▸ TASK DESCRIPTION
Copy out all lines carrying the word "value".

** start **

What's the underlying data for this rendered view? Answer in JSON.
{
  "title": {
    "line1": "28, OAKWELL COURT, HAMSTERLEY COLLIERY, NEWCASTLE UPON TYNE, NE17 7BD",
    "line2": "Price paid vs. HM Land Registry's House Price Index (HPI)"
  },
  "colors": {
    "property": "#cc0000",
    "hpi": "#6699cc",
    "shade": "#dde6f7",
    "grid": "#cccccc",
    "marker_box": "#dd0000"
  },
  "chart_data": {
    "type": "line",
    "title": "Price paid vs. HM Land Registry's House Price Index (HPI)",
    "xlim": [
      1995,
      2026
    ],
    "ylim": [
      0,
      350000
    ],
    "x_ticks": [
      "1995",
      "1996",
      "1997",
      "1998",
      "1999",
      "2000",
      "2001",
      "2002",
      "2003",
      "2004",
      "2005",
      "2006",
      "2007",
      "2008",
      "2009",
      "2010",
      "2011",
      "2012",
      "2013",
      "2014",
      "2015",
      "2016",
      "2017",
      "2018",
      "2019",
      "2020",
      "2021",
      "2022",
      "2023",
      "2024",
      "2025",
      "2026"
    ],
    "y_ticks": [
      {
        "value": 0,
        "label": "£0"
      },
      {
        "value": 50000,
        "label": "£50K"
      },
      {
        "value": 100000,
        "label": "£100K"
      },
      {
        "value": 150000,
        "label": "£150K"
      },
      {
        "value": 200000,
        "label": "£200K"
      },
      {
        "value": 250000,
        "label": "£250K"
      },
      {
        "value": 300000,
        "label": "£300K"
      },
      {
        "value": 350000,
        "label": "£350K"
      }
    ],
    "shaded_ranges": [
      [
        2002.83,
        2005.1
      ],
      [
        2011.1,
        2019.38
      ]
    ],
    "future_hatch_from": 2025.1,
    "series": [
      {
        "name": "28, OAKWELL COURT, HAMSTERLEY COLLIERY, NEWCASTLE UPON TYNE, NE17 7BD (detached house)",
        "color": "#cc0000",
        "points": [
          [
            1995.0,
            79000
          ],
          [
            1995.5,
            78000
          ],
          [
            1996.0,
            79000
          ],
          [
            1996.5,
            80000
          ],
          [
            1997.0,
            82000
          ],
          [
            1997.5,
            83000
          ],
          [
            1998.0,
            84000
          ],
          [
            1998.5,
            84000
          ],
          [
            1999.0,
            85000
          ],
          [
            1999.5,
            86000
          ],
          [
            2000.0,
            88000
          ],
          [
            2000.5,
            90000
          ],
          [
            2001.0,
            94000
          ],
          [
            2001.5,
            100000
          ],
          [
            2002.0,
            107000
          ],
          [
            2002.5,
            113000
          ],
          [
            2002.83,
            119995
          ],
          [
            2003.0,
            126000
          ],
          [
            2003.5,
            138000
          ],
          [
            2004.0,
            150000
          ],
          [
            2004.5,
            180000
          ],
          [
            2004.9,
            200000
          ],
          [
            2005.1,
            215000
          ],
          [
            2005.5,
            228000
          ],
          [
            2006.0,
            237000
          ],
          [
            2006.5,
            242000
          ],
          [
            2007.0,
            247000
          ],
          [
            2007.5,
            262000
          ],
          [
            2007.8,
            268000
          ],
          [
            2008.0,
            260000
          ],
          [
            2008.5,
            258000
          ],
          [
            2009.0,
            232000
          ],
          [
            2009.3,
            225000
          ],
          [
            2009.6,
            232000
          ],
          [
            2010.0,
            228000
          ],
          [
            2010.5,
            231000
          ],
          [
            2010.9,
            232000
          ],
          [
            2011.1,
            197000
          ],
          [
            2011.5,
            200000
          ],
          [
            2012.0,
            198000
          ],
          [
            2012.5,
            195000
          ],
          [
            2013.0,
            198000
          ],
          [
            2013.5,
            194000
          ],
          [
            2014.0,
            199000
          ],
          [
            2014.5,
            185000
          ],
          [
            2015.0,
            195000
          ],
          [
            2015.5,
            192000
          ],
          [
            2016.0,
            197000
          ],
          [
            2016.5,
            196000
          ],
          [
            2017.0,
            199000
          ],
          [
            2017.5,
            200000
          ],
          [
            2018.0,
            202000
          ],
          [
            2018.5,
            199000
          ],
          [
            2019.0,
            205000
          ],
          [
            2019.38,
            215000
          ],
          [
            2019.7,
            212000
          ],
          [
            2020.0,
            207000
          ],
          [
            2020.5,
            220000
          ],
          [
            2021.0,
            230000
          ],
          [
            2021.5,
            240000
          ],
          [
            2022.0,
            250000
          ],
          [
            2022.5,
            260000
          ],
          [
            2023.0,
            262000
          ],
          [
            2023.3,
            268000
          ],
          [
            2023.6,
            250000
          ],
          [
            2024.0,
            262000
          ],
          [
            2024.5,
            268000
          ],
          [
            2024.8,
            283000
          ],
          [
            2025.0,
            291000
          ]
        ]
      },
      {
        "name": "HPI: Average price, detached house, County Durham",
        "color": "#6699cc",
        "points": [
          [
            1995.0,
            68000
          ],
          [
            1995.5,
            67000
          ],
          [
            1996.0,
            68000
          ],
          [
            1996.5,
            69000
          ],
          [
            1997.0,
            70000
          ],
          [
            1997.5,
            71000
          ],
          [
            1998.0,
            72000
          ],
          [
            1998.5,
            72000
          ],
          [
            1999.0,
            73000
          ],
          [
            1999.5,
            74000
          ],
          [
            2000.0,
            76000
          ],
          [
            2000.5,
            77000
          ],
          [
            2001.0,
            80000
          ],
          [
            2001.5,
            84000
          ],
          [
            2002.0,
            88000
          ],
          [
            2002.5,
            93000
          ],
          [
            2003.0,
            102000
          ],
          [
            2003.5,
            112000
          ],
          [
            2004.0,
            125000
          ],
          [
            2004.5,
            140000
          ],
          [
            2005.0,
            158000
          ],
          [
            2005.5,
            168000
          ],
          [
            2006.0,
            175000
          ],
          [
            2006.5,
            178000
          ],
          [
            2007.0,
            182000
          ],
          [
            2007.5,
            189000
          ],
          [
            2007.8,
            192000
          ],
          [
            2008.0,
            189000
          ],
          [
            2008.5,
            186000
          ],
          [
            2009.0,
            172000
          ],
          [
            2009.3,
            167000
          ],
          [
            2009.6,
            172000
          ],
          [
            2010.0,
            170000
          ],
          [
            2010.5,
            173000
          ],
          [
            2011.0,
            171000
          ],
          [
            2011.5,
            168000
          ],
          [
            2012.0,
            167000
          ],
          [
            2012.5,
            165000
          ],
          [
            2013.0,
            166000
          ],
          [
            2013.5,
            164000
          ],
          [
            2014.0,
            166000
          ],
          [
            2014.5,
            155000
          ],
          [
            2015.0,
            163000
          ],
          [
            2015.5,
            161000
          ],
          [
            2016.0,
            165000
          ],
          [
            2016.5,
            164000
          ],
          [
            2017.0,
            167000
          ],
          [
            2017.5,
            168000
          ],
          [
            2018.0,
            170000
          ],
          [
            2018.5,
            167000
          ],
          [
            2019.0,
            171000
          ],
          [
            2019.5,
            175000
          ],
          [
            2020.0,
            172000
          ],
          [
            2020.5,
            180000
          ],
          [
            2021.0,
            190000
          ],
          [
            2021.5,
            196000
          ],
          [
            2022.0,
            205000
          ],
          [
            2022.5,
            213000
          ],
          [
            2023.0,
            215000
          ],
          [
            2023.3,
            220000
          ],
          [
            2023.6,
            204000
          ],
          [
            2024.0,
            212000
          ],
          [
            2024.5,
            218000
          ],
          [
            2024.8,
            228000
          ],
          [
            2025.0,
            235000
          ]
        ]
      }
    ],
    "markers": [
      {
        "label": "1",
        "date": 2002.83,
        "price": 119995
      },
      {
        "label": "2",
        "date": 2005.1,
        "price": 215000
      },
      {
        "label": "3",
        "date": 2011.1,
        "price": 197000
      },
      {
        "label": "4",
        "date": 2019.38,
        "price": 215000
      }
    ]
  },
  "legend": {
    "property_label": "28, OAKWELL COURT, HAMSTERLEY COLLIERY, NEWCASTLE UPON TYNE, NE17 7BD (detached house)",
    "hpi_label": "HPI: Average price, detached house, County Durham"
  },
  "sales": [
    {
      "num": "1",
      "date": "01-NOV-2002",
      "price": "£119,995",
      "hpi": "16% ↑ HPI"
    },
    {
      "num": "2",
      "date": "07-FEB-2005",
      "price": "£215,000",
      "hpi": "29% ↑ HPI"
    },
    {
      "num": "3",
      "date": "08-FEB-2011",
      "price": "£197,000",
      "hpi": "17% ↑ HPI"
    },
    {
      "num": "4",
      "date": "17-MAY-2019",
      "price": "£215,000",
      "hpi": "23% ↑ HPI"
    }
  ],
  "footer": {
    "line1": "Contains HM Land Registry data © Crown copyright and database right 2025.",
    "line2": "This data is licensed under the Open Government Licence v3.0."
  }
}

** end **

▸ IN RESPONSE
        "value": 0,
        "value": 50000,
        "value": 100000,
        "value": 150000,
        "value": 200000,
        "value": 250000,
        "value": 300000,
        "value": 350000,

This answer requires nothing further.